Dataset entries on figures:

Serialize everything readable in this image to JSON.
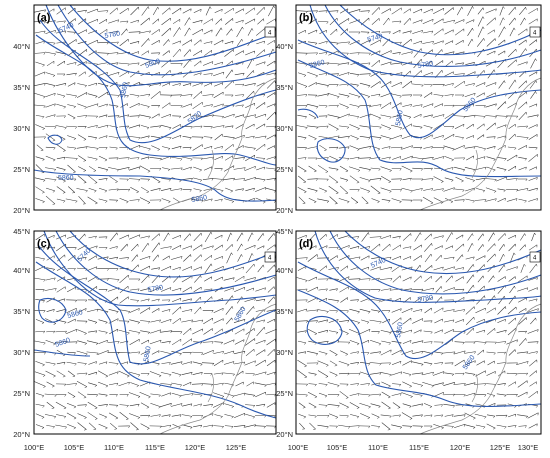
{
  "figure": {
    "y_ticks": [
      "20°N",
      "25°N",
      "30°N",
      "35°N",
      "40°N",
      "45°N"
    ],
    "x_ticks_left": [
      "100°E",
      "105°E",
      "110°E",
      "115°E",
      "120°E",
      "125°E"
    ],
    "x_ticks_right": [
      "100°E",
      "105°E",
      "110°E",
      "115°E",
      "120°E",
      "125°E",
      "130°E"
    ],
    "x_range": [
      100,
      130
    ],
    "y_range": [
      20,
      45
    ],
    "panels": [
      {
        "label": "(a)",
        "key": "4",
        "contour_labels": [
          "5740",
          "5780",
          "5800",
          "5820",
          "5860",
          "5860",
          "5860"
        ]
      },
      {
        "label": "(b)",
        "key": "4",
        "contour_labels": [
          "5740",
          "5780",
          "5860",
          "5860",
          "5860"
        ]
      },
      {
        "label": "(c)",
        "key": "4",
        "contour_labels": [
          "5740",
          "5780",
          "5860",
          "5860",
          "5860",
          "5860"
        ]
      },
      {
        "label": "(d)",
        "key": "4",
        "contour_labels": [
          "5740",
          "5780",
          "5860",
          "5860"
        ]
      }
    ],
    "colors": {
      "contour": "#2a58b0",
      "wind": "#333333",
      "coast": "#8a8a8a",
      "frame": "#000000"
    }
  }
}
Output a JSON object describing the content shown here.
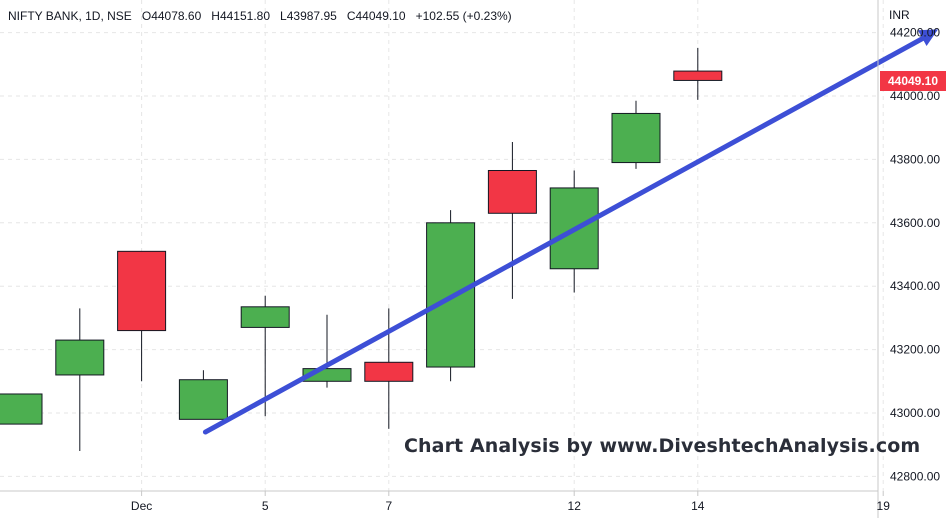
{
  "legend": {
    "symbol": "NIFTY BANK, 1D, NSE",
    "o_label": "O",
    "o_value": "44078.60",
    "h_label": "H",
    "h_value": "44151.80",
    "l_label": "L",
    "l_value": "43987.95",
    "c_label": "C",
    "c_value": "44049.10",
    "change": "+102.55 (+0.23%)"
  },
  "currency": "INR",
  "last_price": "44049.10",
  "watermark": "Chart Analysis by www.DiveshtechAnalysis.com",
  "colors": {
    "up": "#4caf50",
    "down": "#f23645",
    "trend_arrow": "#3d4fd6",
    "grid": "#e6e6e6"
  },
  "chart_data": {
    "type": "candlestick",
    "ylim": [
      42750,
      44250
    ],
    "y_ticks": [
      42800,
      43000,
      43200,
      43400,
      43600,
      43800,
      44000,
      44200
    ],
    "y_tick_labels": [
      "42800.00",
      "43000.00",
      "43200.00",
      "43400.00",
      "43600.00",
      "43800.00",
      "44000.00",
      "44200.00"
    ],
    "x_ticks": [
      {
        "label": "Dec",
        "slot": 2
      },
      {
        "label": "5",
        "slot": 4
      },
      {
        "label": "7",
        "slot": 6
      },
      {
        "label": "12",
        "slot": 9
      },
      {
        "label": "14",
        "slot": 11
      },
      {
        "label": "19",
        "slot": 14
      }
    ],
    "candles": [
      {
        "o": 42965,
        "h": 43060,
        "l": 42965,
        "c": 43060
      },
      {
        "o": 43120,
        "h": 43330,
        "l": 42880,
        "c": 43230
      },
      {
        "o": 43510,
        "h": 43510,
        "l": 43100,
        "c": 43260
      },
      {
        "o": 42980,
        "h": 43135,
        "l": 42980,
        "c": 43105
      },
      {
        "o": 43270,
        "h": 43370,
        "l": 42990,
        "c": 43335
      },
      {
        "o": 43100,
        "h": 43310,
        "l": 43080,
        "c": 43140
      },
      {
        "o": 43160,
        "h": 43330,
        "l": 42950,
        "c": 43100
      },
      {
        "o": 43145,
        "h": 43640,
        "l": 43100,
        "c": 43600
      },
      {
        "o": 43765,
        "h": 43855,
        "l": 43360,
        "c": 43630
      },
      {
        "o": 43455,
        "h": 43765,
        "l": 43380,
        "c": 43710
      },
      {
        "o": 43790,
        "h": 43985,
        "l": 43770,
        "c": 43945
      },
      {
        "o": 44078.6,
        "h": 44151.8,
        "l": 43987.95,
        "c": 44049.1
      }
    ],
    "trendline": {
      "from": {
        "slot": 3,
        "price": 42940
      },
      "to": {
        "slot": 15,
        "price": 44210
      }
    }
  }
}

Task details: Find every line in the records that contains the word "slot"; copy those lines.

Output of the exercise:
        "slot": 2
        "slot": 4
        "slot": 6
        "slot": 9
        "slot": 11
        "slot": 14
        "slot": 3,
        "slot": 15,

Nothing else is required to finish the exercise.